- [Exercise details]
Using the records provided below, locate and copy each line that contains the word "whether".
--- START Excerpted data ---
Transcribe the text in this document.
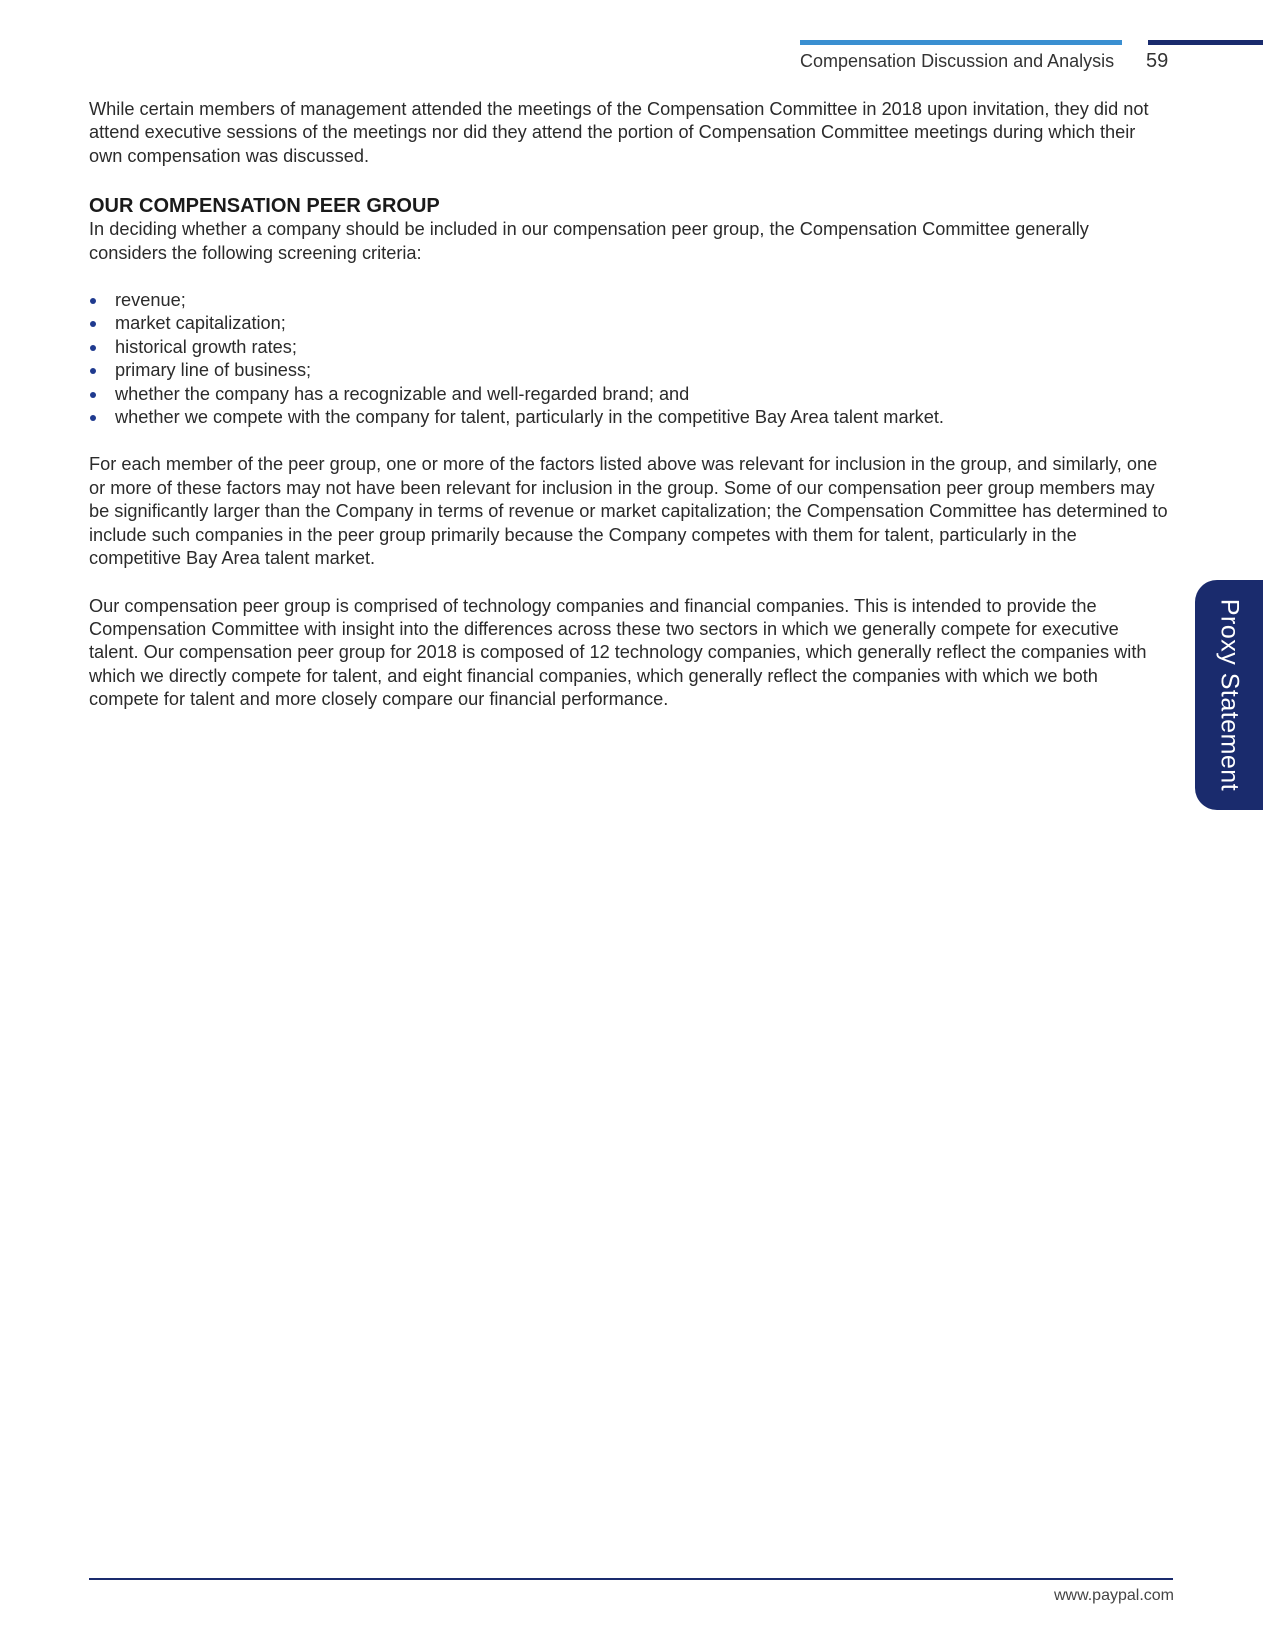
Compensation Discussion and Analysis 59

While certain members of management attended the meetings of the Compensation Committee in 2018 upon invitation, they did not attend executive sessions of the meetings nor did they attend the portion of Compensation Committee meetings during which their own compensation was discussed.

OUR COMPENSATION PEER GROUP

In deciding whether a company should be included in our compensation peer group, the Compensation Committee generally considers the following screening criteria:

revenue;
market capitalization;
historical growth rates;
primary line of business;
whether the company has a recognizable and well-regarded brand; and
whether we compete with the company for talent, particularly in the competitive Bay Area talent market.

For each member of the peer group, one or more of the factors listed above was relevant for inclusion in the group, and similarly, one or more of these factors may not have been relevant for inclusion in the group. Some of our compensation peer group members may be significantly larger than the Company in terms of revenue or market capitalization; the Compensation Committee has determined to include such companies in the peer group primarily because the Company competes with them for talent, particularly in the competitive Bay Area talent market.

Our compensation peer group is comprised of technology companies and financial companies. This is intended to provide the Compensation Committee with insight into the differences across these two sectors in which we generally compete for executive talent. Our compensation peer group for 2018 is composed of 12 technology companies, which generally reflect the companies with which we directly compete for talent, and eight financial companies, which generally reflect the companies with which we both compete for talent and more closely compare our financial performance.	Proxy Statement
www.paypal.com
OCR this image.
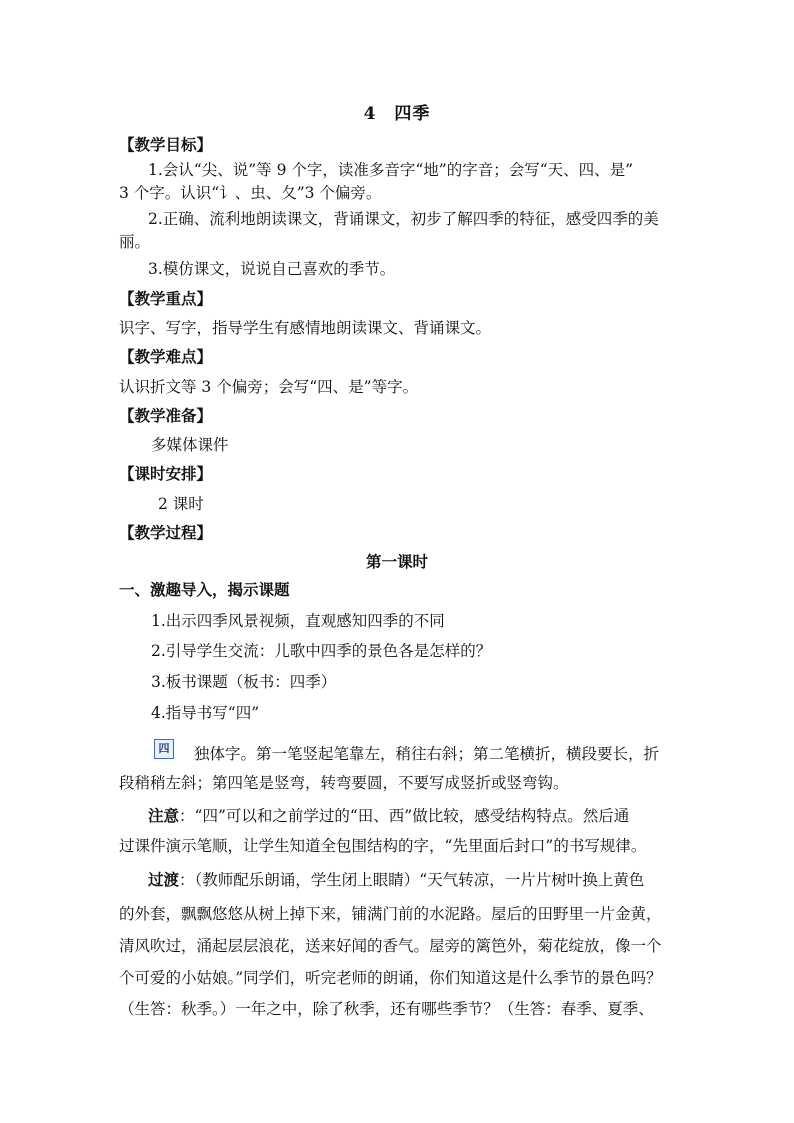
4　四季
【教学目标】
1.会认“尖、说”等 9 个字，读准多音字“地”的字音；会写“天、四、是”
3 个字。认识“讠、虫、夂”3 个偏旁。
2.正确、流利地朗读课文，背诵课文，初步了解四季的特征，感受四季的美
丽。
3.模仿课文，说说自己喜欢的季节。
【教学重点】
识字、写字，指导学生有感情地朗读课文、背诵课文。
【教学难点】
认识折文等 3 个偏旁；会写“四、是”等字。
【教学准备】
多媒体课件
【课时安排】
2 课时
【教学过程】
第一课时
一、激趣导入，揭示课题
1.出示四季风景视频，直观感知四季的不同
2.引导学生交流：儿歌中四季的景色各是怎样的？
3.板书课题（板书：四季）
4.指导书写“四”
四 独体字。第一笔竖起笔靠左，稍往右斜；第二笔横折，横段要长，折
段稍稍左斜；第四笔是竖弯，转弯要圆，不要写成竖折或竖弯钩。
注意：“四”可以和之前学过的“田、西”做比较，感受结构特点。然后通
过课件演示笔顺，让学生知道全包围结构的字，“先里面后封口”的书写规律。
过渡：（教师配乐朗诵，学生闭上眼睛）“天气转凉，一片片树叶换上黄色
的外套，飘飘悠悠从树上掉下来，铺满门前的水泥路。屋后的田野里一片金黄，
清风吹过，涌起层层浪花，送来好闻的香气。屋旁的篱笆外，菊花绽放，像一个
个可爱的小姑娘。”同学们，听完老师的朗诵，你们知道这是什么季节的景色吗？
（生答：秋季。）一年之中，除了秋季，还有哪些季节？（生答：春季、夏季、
--- END Excerpted data ---
- [Solution for this task]
In deciding whether a company should be included in our compensation peer group, the Compensation Committee generally considers the following screening criteria:
whether the company has a recognizable and well-regarded brand; and
whether we compete with the company for talent, particularly in the competitive Bay Area talent market.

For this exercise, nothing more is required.